WHAT IS NEEDED.
Which lines of the records contain "VENTANA"? Collect every one of them.

━━━━

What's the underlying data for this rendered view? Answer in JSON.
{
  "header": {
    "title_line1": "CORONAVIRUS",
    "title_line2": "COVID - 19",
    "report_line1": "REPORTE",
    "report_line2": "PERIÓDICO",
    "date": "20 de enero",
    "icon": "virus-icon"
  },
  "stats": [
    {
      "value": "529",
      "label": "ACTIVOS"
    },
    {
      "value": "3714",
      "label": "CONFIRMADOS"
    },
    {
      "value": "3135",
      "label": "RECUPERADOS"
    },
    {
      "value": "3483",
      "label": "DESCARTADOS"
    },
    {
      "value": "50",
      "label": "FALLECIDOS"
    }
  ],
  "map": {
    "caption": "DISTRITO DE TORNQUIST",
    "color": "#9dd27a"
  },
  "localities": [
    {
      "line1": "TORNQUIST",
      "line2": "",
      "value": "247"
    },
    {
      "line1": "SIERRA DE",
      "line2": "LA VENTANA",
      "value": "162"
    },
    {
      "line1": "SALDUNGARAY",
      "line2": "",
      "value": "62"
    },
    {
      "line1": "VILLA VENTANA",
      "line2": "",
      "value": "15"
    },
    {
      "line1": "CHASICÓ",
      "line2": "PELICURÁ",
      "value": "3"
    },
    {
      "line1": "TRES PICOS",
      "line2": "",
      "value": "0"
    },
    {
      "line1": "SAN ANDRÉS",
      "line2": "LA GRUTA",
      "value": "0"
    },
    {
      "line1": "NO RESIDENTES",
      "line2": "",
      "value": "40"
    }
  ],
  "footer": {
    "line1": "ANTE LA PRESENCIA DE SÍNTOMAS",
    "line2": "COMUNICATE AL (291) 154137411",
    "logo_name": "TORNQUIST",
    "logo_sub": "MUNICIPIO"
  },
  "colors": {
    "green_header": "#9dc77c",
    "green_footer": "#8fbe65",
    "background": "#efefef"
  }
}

━━━━

ANSWER BELOW.
      "line2": "LA VENTANA",
      "line1": "VILLA VENTANA",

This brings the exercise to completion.